**Provided entries**
• • • •
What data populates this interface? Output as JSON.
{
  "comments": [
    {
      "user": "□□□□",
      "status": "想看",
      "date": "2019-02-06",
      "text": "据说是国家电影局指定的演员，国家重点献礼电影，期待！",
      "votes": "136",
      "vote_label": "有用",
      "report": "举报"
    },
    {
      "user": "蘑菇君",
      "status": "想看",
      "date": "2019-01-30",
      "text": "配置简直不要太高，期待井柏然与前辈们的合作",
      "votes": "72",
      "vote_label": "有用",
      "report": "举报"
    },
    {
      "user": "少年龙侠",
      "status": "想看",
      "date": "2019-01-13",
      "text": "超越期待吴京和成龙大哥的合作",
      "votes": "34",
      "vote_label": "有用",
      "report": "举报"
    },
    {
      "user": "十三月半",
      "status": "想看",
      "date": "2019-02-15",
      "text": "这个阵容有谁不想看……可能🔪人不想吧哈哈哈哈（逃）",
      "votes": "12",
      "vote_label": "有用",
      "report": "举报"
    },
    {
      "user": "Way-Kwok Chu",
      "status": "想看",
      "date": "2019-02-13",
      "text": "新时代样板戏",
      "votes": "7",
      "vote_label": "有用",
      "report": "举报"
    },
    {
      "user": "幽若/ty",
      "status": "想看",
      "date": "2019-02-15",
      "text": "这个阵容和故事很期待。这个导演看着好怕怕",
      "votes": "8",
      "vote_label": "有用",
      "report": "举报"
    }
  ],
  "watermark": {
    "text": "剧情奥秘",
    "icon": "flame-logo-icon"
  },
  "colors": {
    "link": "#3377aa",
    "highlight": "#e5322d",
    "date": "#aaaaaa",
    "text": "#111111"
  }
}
• • • •
**Objective**
Output the listing above without altering a single character.

**Worked answer**
What data populates this interface? Output as JSON.
{
  "comments": [
    {
      "user": "□□□□",
      "status": "想看",
      "date": "2019-02-06",
      "text": "据说是国家电影局指定的演员，国家重点献礼电影，期待！",
      "votes": "136",
      "vote_label": "有用",
      "report": "举报"
    },
    {
      "user": "蘑菇君",
      "status": "想看",
      "date": "2019-01-30",
      "text": "配置简直不要太高，期待井柏然与前辈们的合作",
      "votes": "72",
      "vote_label": "有用",
      "report": "举报"
    },
    {
      "user": "少年龙侠",
      "status": "想看",
      "date": "2019-01-13",
      "text": "超越期待吴京和成龙大哥的合作",
      "votes": "34",
      "vote_label": "有用",
      "report": "举报"
    },
    {
      "user": "十三月半",
      "status": "想看",
      "date": "2019-02-15",
      "text": "这个阵容有谁不想看……可能🔪人不想吧哈哈哈哈（逃）",
      "votes": "12",
      "vote_label": "有用",
      "report": "举报"
    },
    {
      "user": "Way-Kwok Chu",
      "status": "想看",
      "date": "2019-02-13",
      "text": "新时代样板戏",
      "votes": "7",
      "vote_label": "有用",
      "report": "举报"
    },
    {
      "user": "幽若/ty",
      "status": "想看",
      "date": "2019-02-15",
      "text": "这个阵容和故事很期待。这个导演看着好怕怕",
      "votes": "8",
      "vote_label": "有用",
      "report": "举报"
    }
  ],
  "watermark": {
    "text": "剧情奥秘",
    "icon": "flame-logo-icon"
  },
  "colors": {
    "link": "#3377aa",
    "highlight": "#e5322d",
    "date": "#aaaaaa",
    "text": "#111111"
  }
}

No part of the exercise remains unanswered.